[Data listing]
# # #

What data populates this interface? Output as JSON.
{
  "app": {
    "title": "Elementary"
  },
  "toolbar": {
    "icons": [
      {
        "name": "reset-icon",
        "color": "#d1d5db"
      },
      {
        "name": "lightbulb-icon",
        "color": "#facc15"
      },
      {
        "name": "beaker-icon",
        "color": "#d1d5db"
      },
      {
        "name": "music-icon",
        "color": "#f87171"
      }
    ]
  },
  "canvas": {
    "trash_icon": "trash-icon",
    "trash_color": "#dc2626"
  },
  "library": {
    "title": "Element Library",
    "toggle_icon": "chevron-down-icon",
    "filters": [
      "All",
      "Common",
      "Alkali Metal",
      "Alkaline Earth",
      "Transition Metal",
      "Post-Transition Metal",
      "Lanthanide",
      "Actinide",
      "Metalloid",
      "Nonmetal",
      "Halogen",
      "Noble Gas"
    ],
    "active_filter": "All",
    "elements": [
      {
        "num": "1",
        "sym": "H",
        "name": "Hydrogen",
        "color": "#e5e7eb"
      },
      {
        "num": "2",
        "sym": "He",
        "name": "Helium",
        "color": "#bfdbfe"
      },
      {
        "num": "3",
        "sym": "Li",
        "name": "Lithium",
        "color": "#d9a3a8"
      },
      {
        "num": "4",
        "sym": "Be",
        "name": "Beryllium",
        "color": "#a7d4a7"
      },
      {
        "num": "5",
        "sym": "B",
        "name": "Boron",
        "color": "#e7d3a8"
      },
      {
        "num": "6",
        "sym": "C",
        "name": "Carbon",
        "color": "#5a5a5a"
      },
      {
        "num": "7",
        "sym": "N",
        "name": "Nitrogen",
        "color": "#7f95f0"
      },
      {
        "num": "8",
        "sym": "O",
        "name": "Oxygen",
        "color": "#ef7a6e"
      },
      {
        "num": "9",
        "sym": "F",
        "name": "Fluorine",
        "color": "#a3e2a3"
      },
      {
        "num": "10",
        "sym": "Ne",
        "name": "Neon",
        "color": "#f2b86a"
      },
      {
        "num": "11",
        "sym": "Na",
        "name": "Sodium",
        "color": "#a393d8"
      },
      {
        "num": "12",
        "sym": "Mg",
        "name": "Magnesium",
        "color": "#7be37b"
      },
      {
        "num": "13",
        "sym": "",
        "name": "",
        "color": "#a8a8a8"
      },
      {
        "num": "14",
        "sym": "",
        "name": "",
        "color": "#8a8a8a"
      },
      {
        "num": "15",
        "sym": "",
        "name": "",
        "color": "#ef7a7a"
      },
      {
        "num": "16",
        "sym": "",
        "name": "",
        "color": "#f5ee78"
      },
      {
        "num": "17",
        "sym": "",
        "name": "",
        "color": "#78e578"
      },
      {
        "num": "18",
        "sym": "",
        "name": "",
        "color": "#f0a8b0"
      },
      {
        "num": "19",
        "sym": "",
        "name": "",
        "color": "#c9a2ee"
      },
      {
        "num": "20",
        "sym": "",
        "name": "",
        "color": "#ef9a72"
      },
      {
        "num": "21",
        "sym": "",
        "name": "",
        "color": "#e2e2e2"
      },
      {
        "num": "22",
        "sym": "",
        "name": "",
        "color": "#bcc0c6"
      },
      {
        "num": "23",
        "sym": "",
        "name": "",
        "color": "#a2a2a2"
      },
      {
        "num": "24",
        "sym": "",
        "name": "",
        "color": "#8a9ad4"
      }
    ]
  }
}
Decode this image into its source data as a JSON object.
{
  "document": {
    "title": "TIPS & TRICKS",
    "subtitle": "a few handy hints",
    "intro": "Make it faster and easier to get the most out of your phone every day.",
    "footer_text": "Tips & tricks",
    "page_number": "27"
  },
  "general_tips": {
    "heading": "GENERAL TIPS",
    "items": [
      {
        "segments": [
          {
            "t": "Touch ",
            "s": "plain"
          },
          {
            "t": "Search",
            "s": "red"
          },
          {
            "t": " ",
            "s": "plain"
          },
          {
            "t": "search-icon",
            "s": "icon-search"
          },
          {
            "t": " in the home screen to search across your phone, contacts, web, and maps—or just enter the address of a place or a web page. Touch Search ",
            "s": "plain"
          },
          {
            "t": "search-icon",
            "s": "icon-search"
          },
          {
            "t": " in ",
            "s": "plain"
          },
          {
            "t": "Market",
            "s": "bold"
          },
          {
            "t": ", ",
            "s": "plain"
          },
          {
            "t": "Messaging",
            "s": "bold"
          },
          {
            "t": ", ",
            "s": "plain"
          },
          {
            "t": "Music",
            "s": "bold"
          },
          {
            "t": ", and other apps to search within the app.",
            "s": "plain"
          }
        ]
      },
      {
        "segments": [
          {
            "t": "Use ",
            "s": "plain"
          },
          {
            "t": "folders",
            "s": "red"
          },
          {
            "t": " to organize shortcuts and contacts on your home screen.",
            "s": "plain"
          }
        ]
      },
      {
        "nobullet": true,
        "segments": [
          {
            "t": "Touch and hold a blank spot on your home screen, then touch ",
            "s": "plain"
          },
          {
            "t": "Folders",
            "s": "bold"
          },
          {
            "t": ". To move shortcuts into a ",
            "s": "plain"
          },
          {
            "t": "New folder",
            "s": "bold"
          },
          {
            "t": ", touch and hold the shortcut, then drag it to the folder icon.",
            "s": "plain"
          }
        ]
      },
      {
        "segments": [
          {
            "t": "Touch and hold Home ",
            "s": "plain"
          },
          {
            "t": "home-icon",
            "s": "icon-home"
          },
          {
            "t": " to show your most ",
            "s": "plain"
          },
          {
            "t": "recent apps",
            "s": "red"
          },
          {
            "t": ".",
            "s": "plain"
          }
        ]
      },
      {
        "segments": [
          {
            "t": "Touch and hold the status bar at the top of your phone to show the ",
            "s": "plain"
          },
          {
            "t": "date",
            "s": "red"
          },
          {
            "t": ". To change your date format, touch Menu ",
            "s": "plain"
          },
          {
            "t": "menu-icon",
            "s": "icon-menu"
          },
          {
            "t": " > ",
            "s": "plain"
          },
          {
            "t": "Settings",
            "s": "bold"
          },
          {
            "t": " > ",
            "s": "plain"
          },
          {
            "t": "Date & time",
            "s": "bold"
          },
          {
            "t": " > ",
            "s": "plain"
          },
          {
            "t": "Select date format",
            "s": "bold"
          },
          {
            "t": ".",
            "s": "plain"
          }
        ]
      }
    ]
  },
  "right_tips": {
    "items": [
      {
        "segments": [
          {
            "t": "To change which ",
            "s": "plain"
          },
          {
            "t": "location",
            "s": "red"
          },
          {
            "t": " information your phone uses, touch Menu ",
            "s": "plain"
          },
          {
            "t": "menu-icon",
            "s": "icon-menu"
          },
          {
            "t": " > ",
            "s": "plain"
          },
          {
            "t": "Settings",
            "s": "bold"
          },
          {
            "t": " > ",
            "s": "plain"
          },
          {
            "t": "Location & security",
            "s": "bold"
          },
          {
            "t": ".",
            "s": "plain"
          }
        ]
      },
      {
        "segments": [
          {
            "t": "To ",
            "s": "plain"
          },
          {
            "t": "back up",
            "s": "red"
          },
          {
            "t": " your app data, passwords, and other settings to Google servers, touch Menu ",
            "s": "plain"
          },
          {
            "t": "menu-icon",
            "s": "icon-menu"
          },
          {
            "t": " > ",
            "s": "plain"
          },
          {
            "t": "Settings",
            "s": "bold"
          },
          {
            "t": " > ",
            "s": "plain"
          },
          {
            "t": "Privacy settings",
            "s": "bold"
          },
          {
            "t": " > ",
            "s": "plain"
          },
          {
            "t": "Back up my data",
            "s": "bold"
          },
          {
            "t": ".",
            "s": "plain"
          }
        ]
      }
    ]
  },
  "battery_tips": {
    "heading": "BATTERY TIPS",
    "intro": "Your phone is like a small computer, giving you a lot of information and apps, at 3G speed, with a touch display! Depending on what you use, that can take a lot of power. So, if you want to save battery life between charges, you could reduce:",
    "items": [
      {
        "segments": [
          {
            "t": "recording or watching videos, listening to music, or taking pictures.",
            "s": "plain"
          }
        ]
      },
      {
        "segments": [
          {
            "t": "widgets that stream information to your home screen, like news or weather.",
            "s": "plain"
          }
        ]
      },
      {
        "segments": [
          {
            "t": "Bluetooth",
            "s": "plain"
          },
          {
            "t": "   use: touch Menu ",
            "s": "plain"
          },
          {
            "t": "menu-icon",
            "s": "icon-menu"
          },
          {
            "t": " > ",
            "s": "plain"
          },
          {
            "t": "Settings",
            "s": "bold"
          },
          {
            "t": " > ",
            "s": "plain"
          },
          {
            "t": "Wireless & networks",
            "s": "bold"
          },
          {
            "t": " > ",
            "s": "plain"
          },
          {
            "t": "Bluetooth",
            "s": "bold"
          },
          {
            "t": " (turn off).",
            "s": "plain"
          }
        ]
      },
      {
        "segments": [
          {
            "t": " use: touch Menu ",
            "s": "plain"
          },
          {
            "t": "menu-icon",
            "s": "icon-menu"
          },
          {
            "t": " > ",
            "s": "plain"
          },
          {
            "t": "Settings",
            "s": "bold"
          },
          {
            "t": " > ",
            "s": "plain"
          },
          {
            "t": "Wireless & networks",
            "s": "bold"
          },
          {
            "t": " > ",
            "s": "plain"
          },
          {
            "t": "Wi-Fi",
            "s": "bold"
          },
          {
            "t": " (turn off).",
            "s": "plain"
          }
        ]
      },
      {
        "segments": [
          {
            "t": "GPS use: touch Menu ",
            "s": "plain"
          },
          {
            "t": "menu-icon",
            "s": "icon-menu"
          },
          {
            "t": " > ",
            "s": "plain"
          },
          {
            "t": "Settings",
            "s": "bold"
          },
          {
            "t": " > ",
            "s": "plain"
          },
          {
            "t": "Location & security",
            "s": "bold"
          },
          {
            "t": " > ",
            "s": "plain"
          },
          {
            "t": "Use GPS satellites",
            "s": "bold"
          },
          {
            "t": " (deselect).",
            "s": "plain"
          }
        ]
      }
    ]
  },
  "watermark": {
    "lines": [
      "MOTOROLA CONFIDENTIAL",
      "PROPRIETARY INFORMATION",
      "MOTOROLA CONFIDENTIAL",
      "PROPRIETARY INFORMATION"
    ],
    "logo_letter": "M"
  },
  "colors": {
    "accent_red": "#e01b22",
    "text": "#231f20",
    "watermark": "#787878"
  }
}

# # #

What is being asked
Select the lines that carry the string "change" and copy them.

Result of the task
            "t": ". To change your date format, touch Menu ",
            "t": "To change which ",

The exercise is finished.